THE PROBLEM –
Compute the number of lines that include the string "input", then output that number and nothing else.

## START

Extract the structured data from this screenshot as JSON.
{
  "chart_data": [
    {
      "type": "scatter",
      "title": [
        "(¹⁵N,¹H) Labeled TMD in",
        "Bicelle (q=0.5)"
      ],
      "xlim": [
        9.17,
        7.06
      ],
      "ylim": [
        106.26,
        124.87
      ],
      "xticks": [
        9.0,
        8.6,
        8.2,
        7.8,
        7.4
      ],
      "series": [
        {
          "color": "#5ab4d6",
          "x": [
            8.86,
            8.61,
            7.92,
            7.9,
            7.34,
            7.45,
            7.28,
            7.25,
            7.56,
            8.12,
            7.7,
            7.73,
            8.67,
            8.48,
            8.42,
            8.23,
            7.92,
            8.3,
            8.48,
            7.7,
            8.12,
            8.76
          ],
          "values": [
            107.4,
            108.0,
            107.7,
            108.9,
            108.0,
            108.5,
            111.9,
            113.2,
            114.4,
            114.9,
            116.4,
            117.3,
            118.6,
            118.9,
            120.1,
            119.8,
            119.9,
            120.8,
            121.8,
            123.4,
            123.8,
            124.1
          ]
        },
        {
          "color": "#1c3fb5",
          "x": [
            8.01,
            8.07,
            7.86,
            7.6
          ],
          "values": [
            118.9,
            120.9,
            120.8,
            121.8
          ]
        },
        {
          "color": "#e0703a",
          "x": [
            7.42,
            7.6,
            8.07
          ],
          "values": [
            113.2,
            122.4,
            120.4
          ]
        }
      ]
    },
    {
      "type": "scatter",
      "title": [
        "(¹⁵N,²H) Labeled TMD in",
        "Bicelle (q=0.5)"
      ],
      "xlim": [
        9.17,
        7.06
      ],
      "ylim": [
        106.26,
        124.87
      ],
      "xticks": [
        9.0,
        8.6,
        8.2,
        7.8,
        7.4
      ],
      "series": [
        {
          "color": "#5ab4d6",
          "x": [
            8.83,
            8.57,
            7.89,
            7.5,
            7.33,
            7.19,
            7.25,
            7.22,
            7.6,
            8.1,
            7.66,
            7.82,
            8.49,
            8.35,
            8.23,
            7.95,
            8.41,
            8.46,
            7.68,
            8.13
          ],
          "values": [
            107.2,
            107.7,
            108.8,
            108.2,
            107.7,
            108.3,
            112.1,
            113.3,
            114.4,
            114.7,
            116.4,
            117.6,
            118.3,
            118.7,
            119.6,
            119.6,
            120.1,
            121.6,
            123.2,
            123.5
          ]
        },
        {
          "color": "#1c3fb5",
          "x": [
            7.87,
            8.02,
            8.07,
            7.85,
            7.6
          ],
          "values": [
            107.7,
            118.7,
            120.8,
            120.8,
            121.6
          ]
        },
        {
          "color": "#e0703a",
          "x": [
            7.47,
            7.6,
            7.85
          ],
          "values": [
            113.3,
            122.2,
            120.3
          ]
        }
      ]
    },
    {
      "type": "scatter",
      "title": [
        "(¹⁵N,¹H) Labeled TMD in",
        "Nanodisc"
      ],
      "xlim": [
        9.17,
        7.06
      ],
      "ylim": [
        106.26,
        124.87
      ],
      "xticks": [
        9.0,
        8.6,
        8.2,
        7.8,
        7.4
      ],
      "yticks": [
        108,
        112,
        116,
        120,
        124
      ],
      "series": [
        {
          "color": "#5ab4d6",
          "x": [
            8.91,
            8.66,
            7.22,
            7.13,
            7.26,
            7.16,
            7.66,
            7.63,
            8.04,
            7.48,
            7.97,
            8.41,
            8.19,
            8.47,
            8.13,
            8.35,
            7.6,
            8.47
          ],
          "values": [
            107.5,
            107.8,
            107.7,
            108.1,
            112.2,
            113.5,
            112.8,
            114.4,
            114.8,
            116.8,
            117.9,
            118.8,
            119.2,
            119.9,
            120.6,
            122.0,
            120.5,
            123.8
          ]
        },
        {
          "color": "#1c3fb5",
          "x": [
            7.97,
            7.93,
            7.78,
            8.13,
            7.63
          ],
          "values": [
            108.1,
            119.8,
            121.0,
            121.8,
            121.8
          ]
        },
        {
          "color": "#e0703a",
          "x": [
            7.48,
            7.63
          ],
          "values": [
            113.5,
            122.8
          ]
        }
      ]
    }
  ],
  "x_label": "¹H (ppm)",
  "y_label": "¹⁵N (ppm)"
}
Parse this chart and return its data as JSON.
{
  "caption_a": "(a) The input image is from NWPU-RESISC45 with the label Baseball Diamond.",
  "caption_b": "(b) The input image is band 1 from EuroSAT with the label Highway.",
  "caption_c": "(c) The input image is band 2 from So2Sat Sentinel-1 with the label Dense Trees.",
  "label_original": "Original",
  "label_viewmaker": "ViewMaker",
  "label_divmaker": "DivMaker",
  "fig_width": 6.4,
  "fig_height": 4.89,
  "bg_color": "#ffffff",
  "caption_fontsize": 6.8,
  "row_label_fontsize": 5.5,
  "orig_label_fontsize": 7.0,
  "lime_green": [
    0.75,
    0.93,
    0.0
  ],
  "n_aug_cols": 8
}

## END
## START

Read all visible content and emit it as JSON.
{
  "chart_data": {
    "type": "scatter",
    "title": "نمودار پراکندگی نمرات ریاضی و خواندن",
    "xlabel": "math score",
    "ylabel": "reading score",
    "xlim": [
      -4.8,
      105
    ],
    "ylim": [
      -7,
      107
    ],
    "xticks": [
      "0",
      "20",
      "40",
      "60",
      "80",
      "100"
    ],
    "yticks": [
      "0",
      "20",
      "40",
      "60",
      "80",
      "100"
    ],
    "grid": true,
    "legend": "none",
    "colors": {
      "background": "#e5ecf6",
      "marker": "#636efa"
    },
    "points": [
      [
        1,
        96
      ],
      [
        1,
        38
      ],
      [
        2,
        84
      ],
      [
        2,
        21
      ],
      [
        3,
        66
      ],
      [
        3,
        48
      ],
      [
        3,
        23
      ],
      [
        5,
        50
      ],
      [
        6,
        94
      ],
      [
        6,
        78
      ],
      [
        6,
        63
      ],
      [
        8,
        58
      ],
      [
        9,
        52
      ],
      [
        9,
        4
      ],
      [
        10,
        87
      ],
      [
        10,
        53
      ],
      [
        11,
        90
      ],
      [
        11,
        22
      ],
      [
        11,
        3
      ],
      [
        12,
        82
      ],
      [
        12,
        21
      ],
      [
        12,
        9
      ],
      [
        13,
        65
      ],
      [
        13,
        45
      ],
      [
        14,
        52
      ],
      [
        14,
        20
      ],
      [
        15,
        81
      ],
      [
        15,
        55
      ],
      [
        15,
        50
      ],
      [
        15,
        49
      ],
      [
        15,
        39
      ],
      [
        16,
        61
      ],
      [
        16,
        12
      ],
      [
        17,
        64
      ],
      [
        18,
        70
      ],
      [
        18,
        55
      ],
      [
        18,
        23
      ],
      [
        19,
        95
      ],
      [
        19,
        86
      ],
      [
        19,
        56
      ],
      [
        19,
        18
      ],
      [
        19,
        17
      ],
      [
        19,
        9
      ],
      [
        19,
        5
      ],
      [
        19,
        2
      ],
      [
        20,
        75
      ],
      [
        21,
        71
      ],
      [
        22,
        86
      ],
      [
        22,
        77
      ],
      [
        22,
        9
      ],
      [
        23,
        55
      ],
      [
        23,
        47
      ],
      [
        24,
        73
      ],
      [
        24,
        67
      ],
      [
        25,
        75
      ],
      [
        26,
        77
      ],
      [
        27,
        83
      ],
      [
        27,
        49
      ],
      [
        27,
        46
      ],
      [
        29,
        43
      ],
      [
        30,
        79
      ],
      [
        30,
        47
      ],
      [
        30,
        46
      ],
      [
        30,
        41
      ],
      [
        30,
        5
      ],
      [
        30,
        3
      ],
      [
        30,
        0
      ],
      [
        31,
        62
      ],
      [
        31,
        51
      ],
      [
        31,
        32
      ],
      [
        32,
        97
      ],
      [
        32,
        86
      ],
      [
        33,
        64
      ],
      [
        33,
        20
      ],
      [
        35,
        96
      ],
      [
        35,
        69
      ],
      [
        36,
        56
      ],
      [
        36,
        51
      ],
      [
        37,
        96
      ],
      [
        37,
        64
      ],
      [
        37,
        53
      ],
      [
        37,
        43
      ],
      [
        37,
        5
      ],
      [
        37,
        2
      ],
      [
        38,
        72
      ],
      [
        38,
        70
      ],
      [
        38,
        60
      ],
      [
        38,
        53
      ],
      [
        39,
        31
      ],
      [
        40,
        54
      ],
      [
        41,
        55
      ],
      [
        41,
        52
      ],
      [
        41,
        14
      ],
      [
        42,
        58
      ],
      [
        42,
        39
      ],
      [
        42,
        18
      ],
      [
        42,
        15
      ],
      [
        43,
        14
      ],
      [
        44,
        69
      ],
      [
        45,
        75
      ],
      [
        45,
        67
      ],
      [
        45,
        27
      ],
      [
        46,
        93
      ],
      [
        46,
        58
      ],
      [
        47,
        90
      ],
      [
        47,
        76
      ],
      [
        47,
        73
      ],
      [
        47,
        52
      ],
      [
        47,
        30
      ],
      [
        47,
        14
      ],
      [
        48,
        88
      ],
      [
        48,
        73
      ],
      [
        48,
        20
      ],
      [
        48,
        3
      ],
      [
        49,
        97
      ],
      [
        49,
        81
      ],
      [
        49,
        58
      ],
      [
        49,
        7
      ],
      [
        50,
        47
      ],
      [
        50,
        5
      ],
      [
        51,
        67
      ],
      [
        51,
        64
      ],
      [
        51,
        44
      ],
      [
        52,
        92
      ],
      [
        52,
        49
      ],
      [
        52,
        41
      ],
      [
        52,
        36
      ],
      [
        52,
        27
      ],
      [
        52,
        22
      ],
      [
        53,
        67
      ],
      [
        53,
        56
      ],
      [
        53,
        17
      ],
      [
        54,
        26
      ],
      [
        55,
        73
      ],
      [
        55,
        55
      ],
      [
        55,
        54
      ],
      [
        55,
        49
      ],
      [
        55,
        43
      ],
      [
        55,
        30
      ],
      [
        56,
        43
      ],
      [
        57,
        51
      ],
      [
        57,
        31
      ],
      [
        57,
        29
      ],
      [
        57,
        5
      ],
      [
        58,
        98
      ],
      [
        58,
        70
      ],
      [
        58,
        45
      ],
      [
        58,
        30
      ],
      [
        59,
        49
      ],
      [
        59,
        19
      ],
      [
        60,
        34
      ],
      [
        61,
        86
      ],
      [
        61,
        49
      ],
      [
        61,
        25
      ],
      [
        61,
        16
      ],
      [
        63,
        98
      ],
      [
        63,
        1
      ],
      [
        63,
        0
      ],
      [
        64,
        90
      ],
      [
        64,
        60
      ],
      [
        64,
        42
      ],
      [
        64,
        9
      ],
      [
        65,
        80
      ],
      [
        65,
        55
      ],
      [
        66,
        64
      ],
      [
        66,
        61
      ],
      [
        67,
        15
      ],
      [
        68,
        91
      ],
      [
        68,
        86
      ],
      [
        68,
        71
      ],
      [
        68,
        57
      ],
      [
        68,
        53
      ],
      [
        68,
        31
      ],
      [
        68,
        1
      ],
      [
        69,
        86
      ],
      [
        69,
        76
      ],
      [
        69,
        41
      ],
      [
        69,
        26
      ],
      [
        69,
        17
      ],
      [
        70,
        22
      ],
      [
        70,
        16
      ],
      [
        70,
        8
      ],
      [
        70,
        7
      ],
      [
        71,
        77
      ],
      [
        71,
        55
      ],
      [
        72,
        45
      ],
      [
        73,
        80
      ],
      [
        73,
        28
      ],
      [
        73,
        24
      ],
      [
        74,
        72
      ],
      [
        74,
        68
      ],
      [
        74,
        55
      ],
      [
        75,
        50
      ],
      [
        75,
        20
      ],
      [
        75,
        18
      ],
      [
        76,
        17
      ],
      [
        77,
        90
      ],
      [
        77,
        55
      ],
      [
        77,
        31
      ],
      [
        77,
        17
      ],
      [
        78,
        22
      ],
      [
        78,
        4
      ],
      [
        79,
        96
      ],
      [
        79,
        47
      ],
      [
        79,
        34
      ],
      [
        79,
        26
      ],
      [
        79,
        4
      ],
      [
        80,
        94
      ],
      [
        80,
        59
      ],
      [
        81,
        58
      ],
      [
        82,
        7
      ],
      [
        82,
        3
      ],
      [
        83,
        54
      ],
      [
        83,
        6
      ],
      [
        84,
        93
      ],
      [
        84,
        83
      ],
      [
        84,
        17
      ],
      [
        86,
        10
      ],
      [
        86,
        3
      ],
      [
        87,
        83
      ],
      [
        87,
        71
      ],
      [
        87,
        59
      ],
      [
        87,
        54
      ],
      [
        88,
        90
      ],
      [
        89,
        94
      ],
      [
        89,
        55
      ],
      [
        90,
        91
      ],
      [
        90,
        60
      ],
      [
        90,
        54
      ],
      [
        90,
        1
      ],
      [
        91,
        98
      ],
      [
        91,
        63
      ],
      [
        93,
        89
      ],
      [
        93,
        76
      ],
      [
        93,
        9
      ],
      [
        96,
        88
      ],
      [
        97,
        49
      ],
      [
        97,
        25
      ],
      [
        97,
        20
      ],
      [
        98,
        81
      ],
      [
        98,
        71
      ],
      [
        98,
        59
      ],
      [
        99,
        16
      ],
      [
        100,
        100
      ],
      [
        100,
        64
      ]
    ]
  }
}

## END

REPLY TO THE TASK –
3